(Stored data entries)
○ ○ ○ ○ ○ ○ ○

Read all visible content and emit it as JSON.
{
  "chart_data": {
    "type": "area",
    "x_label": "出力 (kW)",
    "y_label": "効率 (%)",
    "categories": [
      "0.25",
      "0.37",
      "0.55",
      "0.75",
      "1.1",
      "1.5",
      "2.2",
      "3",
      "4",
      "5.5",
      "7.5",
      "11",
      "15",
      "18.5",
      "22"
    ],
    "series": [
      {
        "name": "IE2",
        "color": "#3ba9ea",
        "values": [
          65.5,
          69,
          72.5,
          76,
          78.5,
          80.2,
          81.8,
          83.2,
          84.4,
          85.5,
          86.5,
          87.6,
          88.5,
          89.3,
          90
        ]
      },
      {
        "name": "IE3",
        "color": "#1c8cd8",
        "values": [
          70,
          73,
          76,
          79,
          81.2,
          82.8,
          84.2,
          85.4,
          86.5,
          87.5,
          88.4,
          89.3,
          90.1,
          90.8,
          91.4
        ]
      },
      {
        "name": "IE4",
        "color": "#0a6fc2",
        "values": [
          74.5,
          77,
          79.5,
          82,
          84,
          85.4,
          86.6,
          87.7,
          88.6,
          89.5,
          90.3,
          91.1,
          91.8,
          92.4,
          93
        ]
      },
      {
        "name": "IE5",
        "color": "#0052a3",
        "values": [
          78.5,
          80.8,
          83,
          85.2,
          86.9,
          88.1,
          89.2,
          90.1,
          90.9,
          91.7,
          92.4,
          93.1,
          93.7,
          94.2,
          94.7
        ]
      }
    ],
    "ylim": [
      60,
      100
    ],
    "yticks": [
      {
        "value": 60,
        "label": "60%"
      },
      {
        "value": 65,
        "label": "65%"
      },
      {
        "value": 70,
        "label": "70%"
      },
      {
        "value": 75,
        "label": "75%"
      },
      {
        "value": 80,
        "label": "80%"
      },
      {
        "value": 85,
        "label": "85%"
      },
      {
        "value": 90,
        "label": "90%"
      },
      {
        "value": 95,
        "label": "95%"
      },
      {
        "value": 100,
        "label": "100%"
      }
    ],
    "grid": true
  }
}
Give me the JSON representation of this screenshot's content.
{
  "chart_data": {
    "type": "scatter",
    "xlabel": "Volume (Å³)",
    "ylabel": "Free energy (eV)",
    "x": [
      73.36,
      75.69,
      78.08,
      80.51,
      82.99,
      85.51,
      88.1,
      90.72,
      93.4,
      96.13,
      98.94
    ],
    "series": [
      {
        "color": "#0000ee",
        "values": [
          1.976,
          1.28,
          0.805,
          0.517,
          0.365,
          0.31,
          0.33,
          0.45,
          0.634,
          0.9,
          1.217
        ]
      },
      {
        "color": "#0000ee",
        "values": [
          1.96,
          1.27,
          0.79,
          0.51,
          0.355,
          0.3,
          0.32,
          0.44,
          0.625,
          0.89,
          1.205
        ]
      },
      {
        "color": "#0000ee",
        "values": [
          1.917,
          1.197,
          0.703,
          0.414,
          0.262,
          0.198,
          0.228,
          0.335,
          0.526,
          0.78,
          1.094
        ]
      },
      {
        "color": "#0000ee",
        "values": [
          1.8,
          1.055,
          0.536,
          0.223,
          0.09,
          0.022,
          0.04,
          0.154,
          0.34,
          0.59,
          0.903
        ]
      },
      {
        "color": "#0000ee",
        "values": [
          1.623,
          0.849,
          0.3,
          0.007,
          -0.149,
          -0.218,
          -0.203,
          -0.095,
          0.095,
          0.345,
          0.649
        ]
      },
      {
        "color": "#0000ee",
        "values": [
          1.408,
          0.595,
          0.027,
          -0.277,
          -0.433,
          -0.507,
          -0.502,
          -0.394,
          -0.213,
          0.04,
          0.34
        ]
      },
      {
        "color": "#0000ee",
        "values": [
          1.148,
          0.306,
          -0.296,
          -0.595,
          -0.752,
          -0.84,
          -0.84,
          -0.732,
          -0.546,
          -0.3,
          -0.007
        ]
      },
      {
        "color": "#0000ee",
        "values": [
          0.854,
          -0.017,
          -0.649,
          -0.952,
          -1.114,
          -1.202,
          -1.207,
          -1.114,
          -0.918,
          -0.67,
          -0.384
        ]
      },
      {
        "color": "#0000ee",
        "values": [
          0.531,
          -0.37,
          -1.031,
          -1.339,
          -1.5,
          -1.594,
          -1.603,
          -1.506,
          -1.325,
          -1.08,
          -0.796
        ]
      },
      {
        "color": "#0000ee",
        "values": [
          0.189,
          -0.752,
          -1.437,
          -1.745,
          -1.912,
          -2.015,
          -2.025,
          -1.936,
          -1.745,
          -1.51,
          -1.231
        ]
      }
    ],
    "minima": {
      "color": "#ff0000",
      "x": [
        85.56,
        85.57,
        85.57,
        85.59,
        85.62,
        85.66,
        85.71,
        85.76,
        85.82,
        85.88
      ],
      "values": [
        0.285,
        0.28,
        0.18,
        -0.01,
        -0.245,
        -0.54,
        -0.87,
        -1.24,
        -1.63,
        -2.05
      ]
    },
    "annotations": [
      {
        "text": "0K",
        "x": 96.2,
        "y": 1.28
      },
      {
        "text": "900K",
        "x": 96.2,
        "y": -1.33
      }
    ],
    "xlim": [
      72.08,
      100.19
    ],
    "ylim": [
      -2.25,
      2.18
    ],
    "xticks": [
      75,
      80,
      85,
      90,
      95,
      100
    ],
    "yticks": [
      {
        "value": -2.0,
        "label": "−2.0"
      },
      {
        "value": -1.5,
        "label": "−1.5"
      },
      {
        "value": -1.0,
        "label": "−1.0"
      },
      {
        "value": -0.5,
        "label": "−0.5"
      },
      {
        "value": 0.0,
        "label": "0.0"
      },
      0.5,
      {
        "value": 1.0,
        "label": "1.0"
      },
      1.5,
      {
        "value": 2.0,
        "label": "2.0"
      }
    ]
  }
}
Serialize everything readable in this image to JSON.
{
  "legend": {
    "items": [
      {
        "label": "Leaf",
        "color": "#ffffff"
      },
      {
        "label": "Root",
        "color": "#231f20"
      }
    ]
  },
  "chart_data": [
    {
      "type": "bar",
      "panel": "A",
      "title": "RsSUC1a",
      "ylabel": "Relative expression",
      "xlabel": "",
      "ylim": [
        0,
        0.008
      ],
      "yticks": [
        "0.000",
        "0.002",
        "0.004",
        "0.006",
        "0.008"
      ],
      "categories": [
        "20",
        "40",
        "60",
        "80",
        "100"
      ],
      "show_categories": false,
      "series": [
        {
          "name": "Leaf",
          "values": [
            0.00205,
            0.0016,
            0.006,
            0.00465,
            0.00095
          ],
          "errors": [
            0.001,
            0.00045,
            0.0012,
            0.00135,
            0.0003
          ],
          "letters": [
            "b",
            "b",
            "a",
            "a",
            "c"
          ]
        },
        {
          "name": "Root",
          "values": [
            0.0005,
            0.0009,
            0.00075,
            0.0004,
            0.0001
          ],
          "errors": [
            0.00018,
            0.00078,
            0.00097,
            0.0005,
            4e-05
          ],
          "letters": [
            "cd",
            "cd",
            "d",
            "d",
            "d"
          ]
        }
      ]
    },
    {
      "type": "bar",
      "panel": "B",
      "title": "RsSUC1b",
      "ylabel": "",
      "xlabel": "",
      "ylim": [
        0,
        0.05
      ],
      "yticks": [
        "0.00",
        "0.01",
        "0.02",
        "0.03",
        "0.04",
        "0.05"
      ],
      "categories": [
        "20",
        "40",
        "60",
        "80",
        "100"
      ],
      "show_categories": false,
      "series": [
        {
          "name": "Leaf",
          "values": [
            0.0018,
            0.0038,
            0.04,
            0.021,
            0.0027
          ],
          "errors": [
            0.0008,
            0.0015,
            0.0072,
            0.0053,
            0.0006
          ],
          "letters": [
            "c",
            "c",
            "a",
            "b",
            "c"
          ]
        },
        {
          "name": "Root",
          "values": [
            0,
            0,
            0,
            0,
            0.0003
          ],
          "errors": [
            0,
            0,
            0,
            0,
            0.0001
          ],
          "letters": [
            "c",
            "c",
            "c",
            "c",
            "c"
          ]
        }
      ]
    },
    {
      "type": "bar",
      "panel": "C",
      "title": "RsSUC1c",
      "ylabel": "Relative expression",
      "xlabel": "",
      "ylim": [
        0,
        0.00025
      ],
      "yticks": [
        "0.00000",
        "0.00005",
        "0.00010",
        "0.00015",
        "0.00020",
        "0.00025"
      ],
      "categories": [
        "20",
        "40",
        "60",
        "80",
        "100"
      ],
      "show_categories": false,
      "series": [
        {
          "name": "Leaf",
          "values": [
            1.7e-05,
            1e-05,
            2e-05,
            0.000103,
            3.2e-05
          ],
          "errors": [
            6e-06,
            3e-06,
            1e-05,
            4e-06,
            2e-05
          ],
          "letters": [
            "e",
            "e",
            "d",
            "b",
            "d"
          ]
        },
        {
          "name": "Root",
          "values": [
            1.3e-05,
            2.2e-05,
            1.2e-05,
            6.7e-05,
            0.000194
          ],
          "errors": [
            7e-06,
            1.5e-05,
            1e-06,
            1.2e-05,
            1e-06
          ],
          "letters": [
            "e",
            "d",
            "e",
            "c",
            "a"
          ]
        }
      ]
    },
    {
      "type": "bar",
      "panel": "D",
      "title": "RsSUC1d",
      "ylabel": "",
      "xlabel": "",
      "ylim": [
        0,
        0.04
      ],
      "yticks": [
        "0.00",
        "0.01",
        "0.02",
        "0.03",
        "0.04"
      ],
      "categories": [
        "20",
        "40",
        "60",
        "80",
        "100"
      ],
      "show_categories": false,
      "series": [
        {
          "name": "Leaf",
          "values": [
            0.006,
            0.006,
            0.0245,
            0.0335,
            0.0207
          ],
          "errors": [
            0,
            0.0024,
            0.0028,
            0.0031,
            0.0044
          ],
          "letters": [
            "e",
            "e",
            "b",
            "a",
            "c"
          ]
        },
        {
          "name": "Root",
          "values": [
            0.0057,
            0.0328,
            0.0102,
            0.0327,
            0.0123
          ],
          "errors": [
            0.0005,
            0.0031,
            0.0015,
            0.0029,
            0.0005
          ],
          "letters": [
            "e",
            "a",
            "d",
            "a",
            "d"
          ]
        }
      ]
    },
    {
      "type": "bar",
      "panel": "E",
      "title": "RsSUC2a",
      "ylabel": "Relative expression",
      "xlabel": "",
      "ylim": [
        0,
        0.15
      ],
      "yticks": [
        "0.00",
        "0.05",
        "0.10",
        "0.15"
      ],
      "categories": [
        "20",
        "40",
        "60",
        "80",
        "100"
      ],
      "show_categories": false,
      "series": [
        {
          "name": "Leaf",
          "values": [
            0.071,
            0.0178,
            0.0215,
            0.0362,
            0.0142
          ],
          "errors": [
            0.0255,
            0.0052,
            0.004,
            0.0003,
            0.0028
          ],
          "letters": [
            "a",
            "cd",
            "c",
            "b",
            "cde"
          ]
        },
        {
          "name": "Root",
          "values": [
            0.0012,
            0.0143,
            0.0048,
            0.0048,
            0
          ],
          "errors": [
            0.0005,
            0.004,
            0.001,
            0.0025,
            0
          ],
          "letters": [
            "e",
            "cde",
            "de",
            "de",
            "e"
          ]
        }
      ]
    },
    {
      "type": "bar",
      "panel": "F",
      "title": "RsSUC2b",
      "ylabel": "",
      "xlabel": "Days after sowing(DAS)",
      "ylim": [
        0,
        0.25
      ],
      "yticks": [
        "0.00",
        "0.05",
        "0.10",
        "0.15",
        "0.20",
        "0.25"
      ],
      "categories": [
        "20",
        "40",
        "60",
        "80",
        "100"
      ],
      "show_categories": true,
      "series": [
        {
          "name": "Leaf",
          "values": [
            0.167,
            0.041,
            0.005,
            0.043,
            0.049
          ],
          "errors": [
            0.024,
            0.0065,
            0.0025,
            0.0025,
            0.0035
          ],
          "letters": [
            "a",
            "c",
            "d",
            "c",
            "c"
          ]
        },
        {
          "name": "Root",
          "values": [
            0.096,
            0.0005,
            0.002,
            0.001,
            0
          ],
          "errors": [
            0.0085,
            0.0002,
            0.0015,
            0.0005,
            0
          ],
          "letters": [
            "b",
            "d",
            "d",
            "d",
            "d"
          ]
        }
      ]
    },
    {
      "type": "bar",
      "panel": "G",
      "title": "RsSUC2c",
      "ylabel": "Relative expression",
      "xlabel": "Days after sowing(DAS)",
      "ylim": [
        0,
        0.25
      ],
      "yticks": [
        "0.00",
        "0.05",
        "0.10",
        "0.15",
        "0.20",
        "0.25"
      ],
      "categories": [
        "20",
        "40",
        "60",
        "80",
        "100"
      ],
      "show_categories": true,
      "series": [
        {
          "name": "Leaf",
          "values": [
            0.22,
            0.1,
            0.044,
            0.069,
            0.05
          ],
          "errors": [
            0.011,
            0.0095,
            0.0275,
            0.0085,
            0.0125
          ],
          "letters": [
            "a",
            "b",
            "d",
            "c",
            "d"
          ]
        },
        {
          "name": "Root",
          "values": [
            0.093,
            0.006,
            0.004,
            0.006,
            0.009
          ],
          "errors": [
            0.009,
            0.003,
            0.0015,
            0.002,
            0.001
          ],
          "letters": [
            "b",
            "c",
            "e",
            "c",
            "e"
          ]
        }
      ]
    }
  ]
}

○ ○ ○ ○ ○ ○ ○

> **Exercise aim**:
Search the entries for "panel" and copy out each line that has it.

> **Task solution**:
      "panel": "A",
      "panel": "B",
      "panel": "C",
      "panel": "D",
      "panel": "E",
      "panel": "F",
      "panel": "G",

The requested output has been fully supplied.